> [Written request]
Each entry below is to be duplicated verbatim.

-- Begin The records --

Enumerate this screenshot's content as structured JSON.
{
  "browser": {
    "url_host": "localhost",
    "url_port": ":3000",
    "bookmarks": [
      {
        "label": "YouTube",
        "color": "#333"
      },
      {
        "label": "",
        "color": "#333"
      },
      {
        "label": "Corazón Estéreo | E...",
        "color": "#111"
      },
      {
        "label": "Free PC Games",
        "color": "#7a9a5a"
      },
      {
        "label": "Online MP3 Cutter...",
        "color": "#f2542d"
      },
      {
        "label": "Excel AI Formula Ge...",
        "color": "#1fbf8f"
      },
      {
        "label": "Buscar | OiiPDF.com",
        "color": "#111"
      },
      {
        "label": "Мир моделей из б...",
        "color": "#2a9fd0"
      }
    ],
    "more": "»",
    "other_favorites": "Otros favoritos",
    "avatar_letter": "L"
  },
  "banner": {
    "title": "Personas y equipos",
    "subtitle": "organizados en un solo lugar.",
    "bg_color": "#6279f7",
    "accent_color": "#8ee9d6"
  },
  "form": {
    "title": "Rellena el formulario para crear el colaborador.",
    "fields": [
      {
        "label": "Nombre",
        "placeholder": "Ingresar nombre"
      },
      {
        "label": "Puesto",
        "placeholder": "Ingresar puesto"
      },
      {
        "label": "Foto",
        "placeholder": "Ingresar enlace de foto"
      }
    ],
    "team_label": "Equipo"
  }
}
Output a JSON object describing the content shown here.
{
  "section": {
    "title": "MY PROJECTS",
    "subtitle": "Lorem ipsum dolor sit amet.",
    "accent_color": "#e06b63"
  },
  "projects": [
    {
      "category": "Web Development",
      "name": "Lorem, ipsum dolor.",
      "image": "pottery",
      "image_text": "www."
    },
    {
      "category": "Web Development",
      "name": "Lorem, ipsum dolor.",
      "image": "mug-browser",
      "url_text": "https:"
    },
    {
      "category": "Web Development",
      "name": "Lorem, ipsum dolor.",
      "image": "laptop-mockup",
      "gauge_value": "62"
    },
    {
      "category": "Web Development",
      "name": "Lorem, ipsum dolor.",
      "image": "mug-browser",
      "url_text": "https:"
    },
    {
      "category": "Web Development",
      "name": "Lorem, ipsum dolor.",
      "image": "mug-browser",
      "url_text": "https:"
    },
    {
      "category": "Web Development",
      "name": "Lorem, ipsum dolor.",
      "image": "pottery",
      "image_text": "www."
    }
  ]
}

-- End The records --

> [Completed exercise]
Enumerate this screenshot's content as structured JSON.
{
  "browser": {
    "url_host": "localhost",
    "url_port": ":3000",
    "bookmarks": [
      {
        "label": "YouTube",
        "color": "#333"
      },
      {
        "label": "",
        "color": "#333"
      },
      {
        "label": "Corazón Estéreo | E...",
        "color": "#111"
      },
      {
        "label": "Free PC Games",
        "color": "#7a9a5a"
      },
      {
        "label": "Online MP3 Cutter...",
        "color": "#f2542d"
      },
      {
        "label": "Excel AI Formula Ge...",
        "color": "#1fbf8f"
      },
      {
        "label": "Buscar | OiiPDF.com",
        "color": "#111"
      },
      {
        "label": "Мир моделей из б...",
        "color": "#2a9fd0"
      }
    ],
    "more": "»",
    "other_favorites": "Otros favoritos",
    "avatar_letter": "L"
  },
  "banner": {
    "title": "Personas y equipos",
    "subtitle": "organizados en un solo lugar.",
    "bg_color": "#6279f7",
    "accent_color": "#8ee9d6"
  },
  "form": {
    "title": "Rellena el formulario para crear el colaborador.",
    "fields": [
      {
        "label": "Nombre",
        "placeholder": "Ingresar nombre"
      },
      {
        "label": "Puesto",
        "placeholder": "Ingresar puesto"
      },
      {
        "label": "Foto",
        "placeholder": "Ingresar enlace de foto"
      }
    ],
    "team_label": "Equipo"
  }
}
Output a JSON object describing the content shown here.
{
  "section": {
    "title": "MY PROJECTS",
    "subtitle": "Lorem ipsum dolor sit amet.",
    "accent_color": "#e06b63"
  },
  "projects": [
    {
      "category": "Web Development",
      "name": "Lorem, ipsum dolor.",
      "image": "pottery",
      "image_text": "www."
    },
    {
      "category": "Web Development",
      "name": "Lorem, ipsum dolor.",
      "image": "mug-browser",
      "url_text": "https:"
    },
    {
      "category": "Web Development",
      "name": "Lorem, ipsum dolor.",
      "image": "laptop-mockup",
      "gauge_value": "62"
    },
    {
      "category": "Web Development",
      "name": "Lorem, ipsum dolor.",
      "image": "mug-browser",
      "url_text": "https:"
    },
    {
      "category": "Web Development",
      "name": "Lorem, ipsum dolor.",
      "image": "mug-browser",
      "url_text": "https:"
    },
    {
      "category": "Web Development",
      "name": "Lorem, ipsum dolor.",
      "image": "pottery",
      "image_text": "www."
    }
  ]
}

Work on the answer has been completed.